Dataset entries
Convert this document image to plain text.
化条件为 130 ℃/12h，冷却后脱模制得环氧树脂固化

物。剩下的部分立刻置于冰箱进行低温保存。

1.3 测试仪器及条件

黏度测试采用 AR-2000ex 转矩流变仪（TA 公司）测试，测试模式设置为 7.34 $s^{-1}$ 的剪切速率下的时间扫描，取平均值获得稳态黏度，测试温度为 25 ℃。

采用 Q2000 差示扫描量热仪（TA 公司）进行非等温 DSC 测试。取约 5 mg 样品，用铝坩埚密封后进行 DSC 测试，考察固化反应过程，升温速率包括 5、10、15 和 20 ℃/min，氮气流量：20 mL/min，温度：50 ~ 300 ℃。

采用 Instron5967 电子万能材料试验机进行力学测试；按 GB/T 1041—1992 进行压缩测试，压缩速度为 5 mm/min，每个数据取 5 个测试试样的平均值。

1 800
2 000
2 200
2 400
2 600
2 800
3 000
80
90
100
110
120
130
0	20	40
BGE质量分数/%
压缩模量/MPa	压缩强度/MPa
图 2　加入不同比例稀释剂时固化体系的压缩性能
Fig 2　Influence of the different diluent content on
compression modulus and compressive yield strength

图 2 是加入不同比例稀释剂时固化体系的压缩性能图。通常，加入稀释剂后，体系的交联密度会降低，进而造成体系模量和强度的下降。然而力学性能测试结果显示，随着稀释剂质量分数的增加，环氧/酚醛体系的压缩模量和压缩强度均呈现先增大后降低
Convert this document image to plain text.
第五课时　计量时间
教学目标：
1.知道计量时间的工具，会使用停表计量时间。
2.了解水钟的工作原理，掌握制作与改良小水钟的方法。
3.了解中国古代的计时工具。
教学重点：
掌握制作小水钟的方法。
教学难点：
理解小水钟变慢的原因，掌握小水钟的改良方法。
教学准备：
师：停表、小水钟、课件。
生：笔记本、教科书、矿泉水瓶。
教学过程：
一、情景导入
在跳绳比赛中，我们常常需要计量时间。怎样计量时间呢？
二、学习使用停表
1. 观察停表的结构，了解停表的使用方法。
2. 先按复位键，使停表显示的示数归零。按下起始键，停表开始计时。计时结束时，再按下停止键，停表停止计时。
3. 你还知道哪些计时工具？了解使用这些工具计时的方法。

*Requirement*: Reproduce the material above without altering a single character.

*Solution for this problem*:
Convert this document image to plain text.
化条件为 130 ℃/12h，冷却后脱模制得环氧树脂固化

物。剩下的部分立刻置于冰箱进行低温保存。

1.3 测试仪器及条件

黏度测试采用 AR-2000ex 转矩流变仪（TA 公司）测试，测试模式设置为 7.34 $s^{-1}$ 的剪切速率下的时间扫描，取平均值获得稳态黏度，测试温度为 25 ℃。

采用 Q2000 差示扫描量热仪（TA 公司）进行非等温 DSC 测试。取约 5 mg 样品，用铝坩埚密封后进行 DSC 测试，考察固化反应过程，升温速率包括 5、10、15 和 20 ℃/min，氮气流量：20 mL/min，温度：50 ~ 300 ℃。

采用 Instron5967 电子万能材料试验机进行力学测试；按 GB/T 1041—1992 进行压缩测试，压缩速度为 5 mm/min，每个数据取 5 个测试试样的平均值。

1 800
2 000
2 200
2 400
2 600
2 800
3 000
80
90
100
110
120
130
0	20	40
BGE质量分数/%
压缩模量/MPa	压缩强度/MPa
图 2　加入不同比例稀释剂时固化体系的压缩性能
Fig 2　Influence of the different diluent content on
compression modulus and compressive yield strength

图 2 是加入不同比例稀释剂时固化体系的压缩性能图。通常，加入稀释剂后，体系的交联密度会降低，进而造成体系模量和强度的下降。然而力学性能测试结果显示，随着稀释剂质量分数的增加，环氧/酚醛体系的压缩模量和压缩强度均呈现先增大后降低
Convert this document image to plain text.
第五课时　计量时间
教学目标：
1.知道计量时间的工具，会使用停表计量时间。
2.了解水钟的工作原理，掌握制作与改良小水钟的方法。
3.了解中国古代的计时工具。
教学重点：
掌握制作小水钟的方法。
教学难点：
理解小水钟变慢的原因，掌握小水钟的改良方法。
教学准备：
师：停表、小水钟、课件。
生：笔记本、教科书、矿泉水瓶。
教学过程：
一、情景导入
在跳绳比赛中，我们常常需要计量时间。怎样计量时间呢？
二、学习使用停表
1. 观察停表的结构，了解停表的使用方法。
2. 先按复位键，使停表显示的示数归零。按下起始键，停表开始计时。计时结束时，再按下停止键，停表停止计时。
3. 你还知道哪些计时工具？了解使用这些工具计时的方法。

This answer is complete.